Task details
Omit the images. Copy each entry word for word.

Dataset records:
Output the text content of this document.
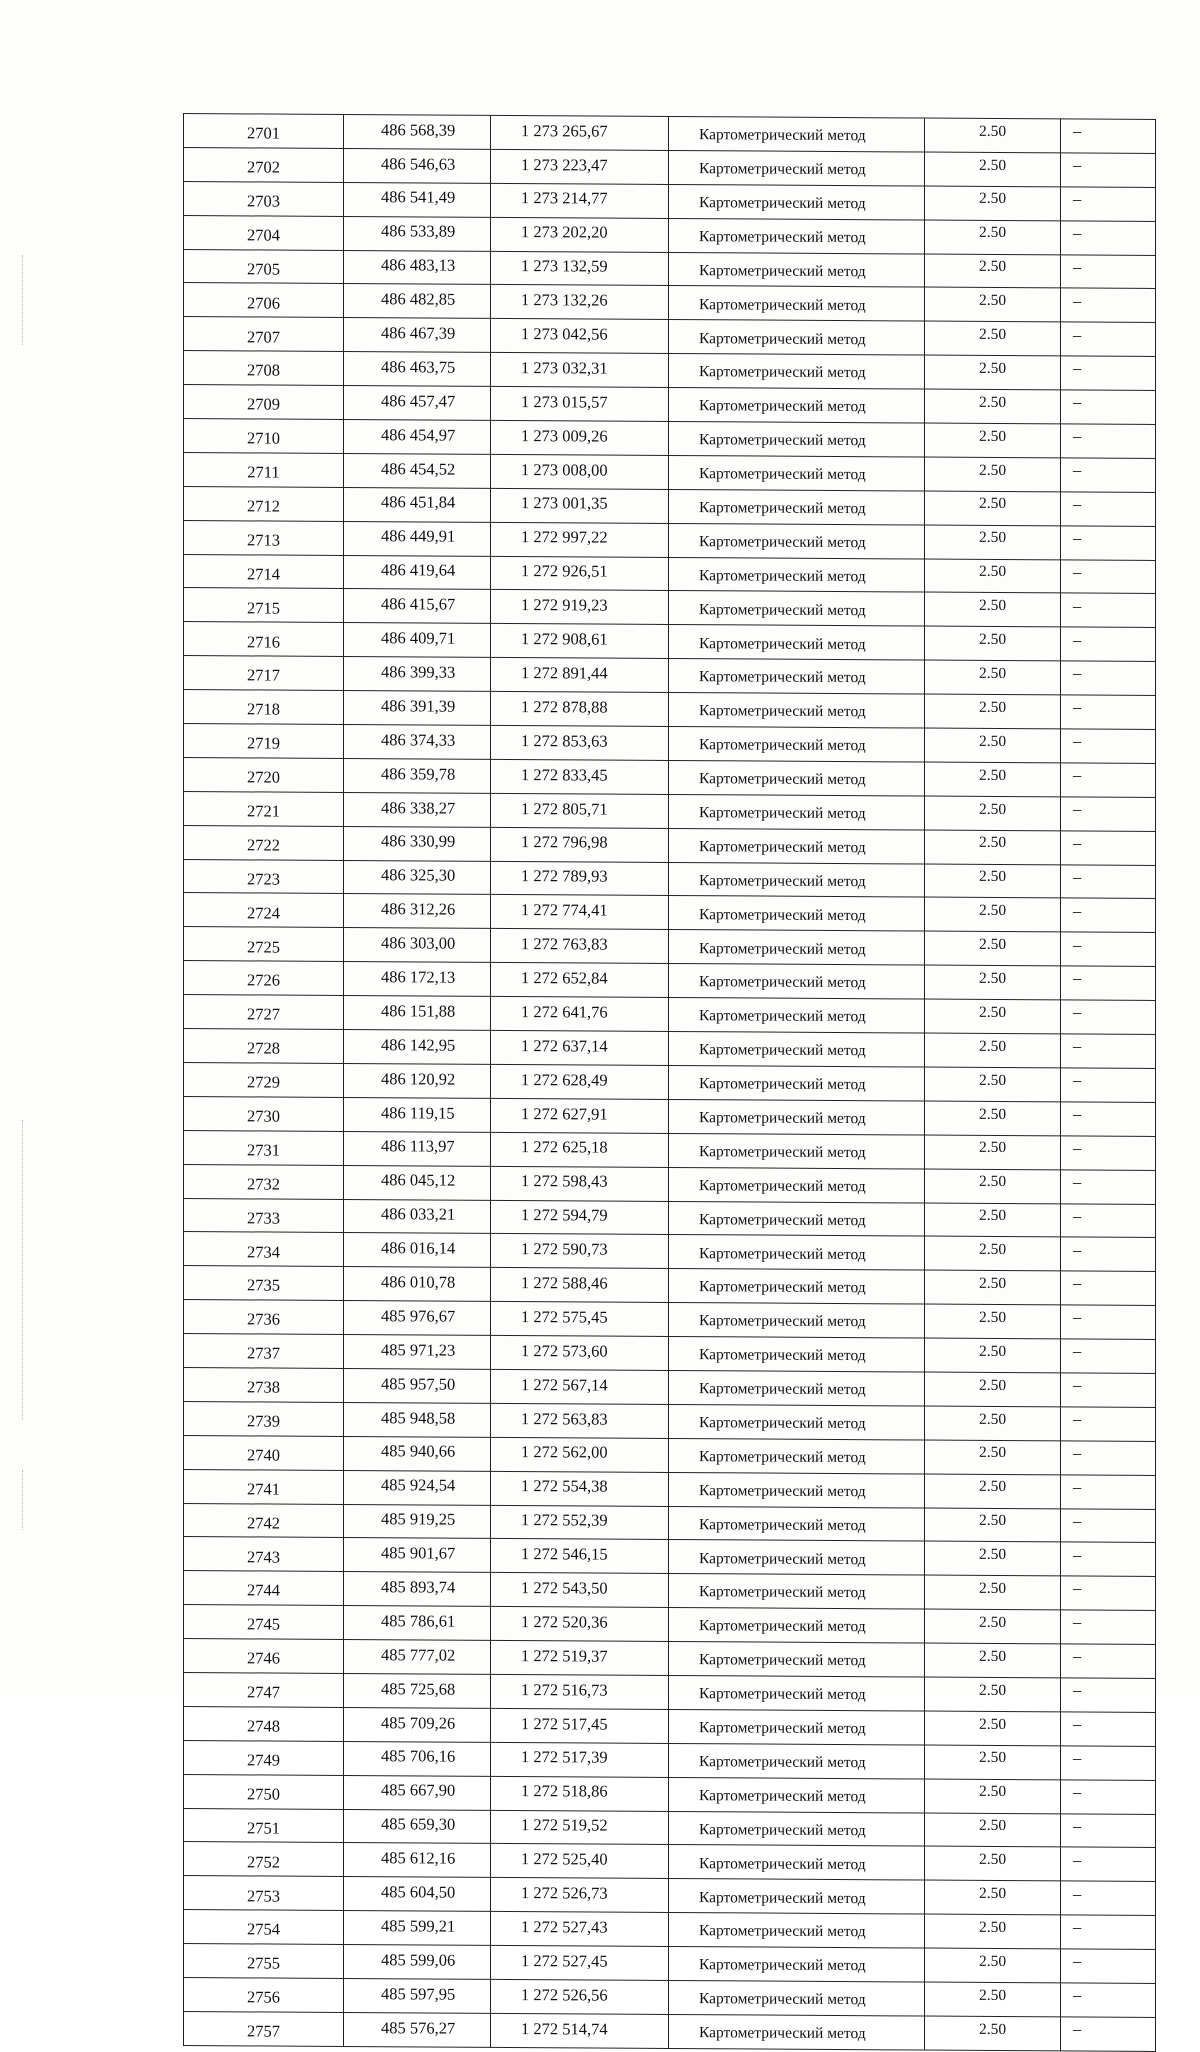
2701	486 568,39	1 273 265,67	Картометрический метод	2.50	–
2702	486 546,63	1 273 223,47	Картометрический метод	2.50	–
2703	486 541,49	1 273 214,77	Картометрический метод	2.50	–
2704	486 533,89	1 273 202,20	Картометрический метод	2.50	–
2705	486 483,13	1 273 132,59	Картометрический метод	2.50	–
2706	486 482,85	1 273 132,26	Картометрический метод	2.50	–
2707	486 467,39	1 273 042,56	Картометрический метод	2.50	–
2708	486 463,75	1 273 032,31	Картометрический метод	2.50	–
2709	486 457,47	1 273 015,57	Картометрический метод	2.50	–
2710	486 454,97	1 273 009,26	Картометрический метод	2.50	–
2711	486 454,52	1 273 008,00	Картометрический метод	2.50	–
2712	486 451,84	1 273 001,35	Картометрический метод	2.50	–
2713	486 449,91	1 272 997,22	Картометрический метод	2.50	–
2714	486 419,64	1 272 926,51	Картометрический метод	2.50	–
2715	486 415,67	1 272 919,23	Картометрический метод	2.50	–
2716	486 409,71	1 272 908,61	Картометрический метод	2.50	–
2717	486 399,33	1 272 891,44	Картометрический метод	2.50	–
2718	486 391,39	1 272 878,88	Картометрический метод	2.50	–
2719	486 374,33	1 272 853,63	Картометрический метод	2.50	–
2720	486 359,78	1 272 833,45	Картометрический метод	2.50	–
2721	486 338,27	1 272 805,71	Картометрический метод	2.50	–
2722	486 330,99	1 272 796,98	Картометрический метод	2.50	–
2723	486 325,30	1 272 789,93	Картометрический метод	2.50	–
2724	486 312,26	1 272 774,41	Картометрический метод	2.50	–
2725	486 303,00	1 272 763,83	Картометрический метод	2.50	–
2726	486 172,13	1 272 652,84	Картометрический метод	2.50	–
2727	486 151,88	1 272 641,76	Картометрический метод	2.50	–
2728	486 142,95	1 272 637,14	Картометрический метод	2.50	–
2729	486 120,92	1 272 628,49	Картометрический метод	2.50	–
2730	486 119,15	1 272 627,91	Картометрический метод	2.50	–
2731	486 113,97	1 272 625,18	Картометрический метод	2.50	–
2732	486 045,12	1 272 598,43	Картометрический метод	2.50	–
2733	486 033,21	1 272 594,79	Картометрический метод	2.50	–
2734	486 016,14	1 272 590,73	Картометрический метод	2.50	–
2735	486 010,78	1 272 588,46	Картометрический метод	2.50	–
2736	485 976,67	1 272 575,45	Картометрический метод	2.50	–
2737	485 971,23	1 272 573,60	Картометрический метод	2.50	–
2738	485 957,50	1 272 567,14	Картометрический метод	2.50	–
2739	485 948,58	1 272 563,83	Картометрический метод	2.50	–
2740	485 940,66	1 272 562,00	Картометрический метод	2.50	–
2741	485 924,54	1 272 554,38	Картометрический метод	2.50	–
2742	485 919,25	1 272 552,39	Картометрический метод	2.50	–
2743	485 901,67	1 272 546,15	Картометрический метод	2.50	–
2744	485 893,74	1 272 543,50	Картометрический метод	2.50	–
2745	485 786,61	1 272 520,36	Картометрический метод	2.50	–
2746	485 777,02	1 272 519,37	Картометрический метод	2.50	–
2747	485 725,68	1 272 516,73	Картометрический метод	2.50	–
2748	485 709,26	1 272 517,45	Картометрический метод	2.50	–
2749	485 706,16	1 272 517,39	Картометрический метод	2.50	–
2750	485 667,90	1 272 518,86	Картометрический метод	2.50	–
2751	485 659,30	1 272 519,52	Картометрический метод	2.50	–
2752	485 612,16	1 272 525,40	Картометрический метод	2.50	–
2753	485 604,50	1 272 526,73	Картометрический метод	2.50	–
2754	485 599,21	1 272 527,43	Картометрический метод	2.50	–
2755	485 599,06	1 272 527,45	Картометрический метод	2.50	–
2756	485 597,95	1 272 526,56	Картометрический метод	2.50	–
2757	485 576,27	1 272 514,74	Картометрический метод	2.50	–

Completed task
Output the text content of this document.
2701	486 568,39	1 273 265,67	Картометрический метод	2.50	–
2702	486 546,63	1 273 223,47	Картометрический метод	2.50	–
2703	486 541,49	1 273 214,77	Картометрический метод	2.50	–
2704	486 533,89	1 273 202,20	Картометрический метод	2.50	–
2705	486 483,13	1 273 132,59	Картометрический метод	2.50	–
2706	486 482,85	1 273 132,26	Картометрический метод	2.50	–
2707	486 467,39	1 273 042,56	Картометрический метод	2.50	–
2708	486 463,75	1 273 032,31	Картометрический метод	2.50	–
2709	486 457,47	1 273 015,57	Картометрический метод	2.50	–
2710	486 454,97	1 273 009,26	Картометрический метод	2.50	–
2711	486 454,52	1 273 008,00	Картометрический метод	2.50	–
2712	486 451,84	1 273 001,35	Картометрический метод	2.50	–
2713	486 449,91	1 272 997,22	Картометрический метод	2.50	–
2714	486 419,64	1 272 926,51	Картометрический метод	2.50	–
2715	486 415,67	1 272 919,23	Картометрический метод	2.50	–
2716	486 409,71	1 272 908,61	Картометрический метод	2.50	–
2717	486 399,33	1 272 891,44	Картометрический метод	2.50	–
2718	486 391,39	1 272 878,88	Картометрический метод	2.50	–
2719	486 374,33	1 272 853,63	Картометрический метод	2.50	–
2720	486 359,78	1 272 833,45	Картометрический метод	2.50	–
2721	486 338,27	1 272 805,71	Картометрический метод	2.50	–
2722	486 330,99	1 272 796,98	Картометрический метод	2.50	–
2723	486 325,30	1 272 789,93	Картометрический метод	2.50	–
2724	486 312,26	1 272 774,41	Картометрический метод	2.50	–
2725	486 303,00	1 272 763,83	Картометрический метод	2.50	–
2726	486 172,13	1 272 652,84	Картометрический метод	2.50	–
2727	486 151,88	1 272 641,76	Картометрический метод	2.50	–
2728	486 142,95	1 272 637,14	Картометрический метод	2.50	–
2729	486 120,92	1 272 628,49	Картометрический метод	2.50	–
2730	486 119,15	1 272 627,91	Картометрический метод	2.50	–
2731	486 113,97	1 272 625,18	Картометрический метод	2.50	–
2732	486 045,12	1 272 598,43	Картометрический метод	2.50	–
2733	486 033,21	1 272 594,79	Картометрический метод	2.50	–
2734	486 016,14	1 272 590,73	Картометрический метод	2.50	–
2735	486 010,78	1 272 588,46	Картометрический метод	2.50	–
2736	485 976,67	1 272 575,45	Картометрический метод	2.50	–
2737	485 971,23	1 272 573,60	Картометрический метод	2.50	–
2738	485 957,50	1 272 567,14	Картометрический метод	2.50	–
2739	485 948,58	1 272 563,83	Картометрический метод	2.50	–
2740	485 940,66	1 272 562,00	Картометрический метод	2.50	–
2741	485 924,54	1 272 554,38	Картометрический метод	2.50	–
2742	485 919,25	1 272 552,39	Картометрический метод	2.50	–
2743	485 901,67	1 272 546,15	Картометрический метод	2.50	–
2744	485 893,74	1 272 543,50	Картометрический метод	2.50	–
2745	485 786,61	1 272 520,36	Картометрический метод	2.50	–
2746	485 777,02	1 272 519,37	Картометрический метод	2.50	–
2747	485 725,68	1 272 516,73	Картометрический метод	2.50	–
2748	485 709,26	1 272 517,45	Картометрический метод	2.50	–
2749	485 706,16	1 272 517,39	Картометрический метод	2.50	–
2750	485 667,90	1 272 518,86	Картометрический метод	2.50	–
2751	485 659,30	1 272 519,52	Картометрический метод	2.50	–
2752	485 612,16	1 272 525,40	Картометрический метод	2.50	–
2753	485 604,50	1 272 526,73	Картометрический метод	2.50	–
2754	485 599,21	1 272 527,43	Картометрический метод	2.50	–
2755	485 599,06	1 272 527,45	Картометрический метод	2.50	–
2756	485 597,95	1 272 526,56	Картометрический метод	2.50	–
2757	485 576,27	1 272 514,74	Картометрический метод	2.50	–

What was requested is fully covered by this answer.